#### Written problem
Select, from the data, each line where "Global" occurs.

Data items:
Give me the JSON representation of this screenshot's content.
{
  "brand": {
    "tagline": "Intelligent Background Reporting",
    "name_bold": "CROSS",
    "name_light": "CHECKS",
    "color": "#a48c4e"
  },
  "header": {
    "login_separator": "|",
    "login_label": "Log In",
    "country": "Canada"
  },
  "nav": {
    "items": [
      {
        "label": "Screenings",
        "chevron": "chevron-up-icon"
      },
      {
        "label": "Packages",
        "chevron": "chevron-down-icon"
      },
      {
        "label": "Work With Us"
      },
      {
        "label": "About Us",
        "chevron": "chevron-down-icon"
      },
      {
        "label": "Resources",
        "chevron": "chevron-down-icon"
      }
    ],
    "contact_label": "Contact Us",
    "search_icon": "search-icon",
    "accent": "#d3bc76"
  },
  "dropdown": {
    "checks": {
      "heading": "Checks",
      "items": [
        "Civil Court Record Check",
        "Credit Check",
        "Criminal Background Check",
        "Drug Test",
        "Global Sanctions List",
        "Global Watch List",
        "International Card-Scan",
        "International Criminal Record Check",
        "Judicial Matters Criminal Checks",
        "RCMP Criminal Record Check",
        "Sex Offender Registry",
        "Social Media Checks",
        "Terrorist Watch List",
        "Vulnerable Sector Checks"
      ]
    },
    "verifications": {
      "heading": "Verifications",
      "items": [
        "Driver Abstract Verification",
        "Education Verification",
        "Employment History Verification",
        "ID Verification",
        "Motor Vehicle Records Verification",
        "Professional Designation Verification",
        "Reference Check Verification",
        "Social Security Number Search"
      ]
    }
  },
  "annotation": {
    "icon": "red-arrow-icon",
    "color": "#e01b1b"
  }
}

#### The response
        "Global Sanctions List",
        "Global Watch List",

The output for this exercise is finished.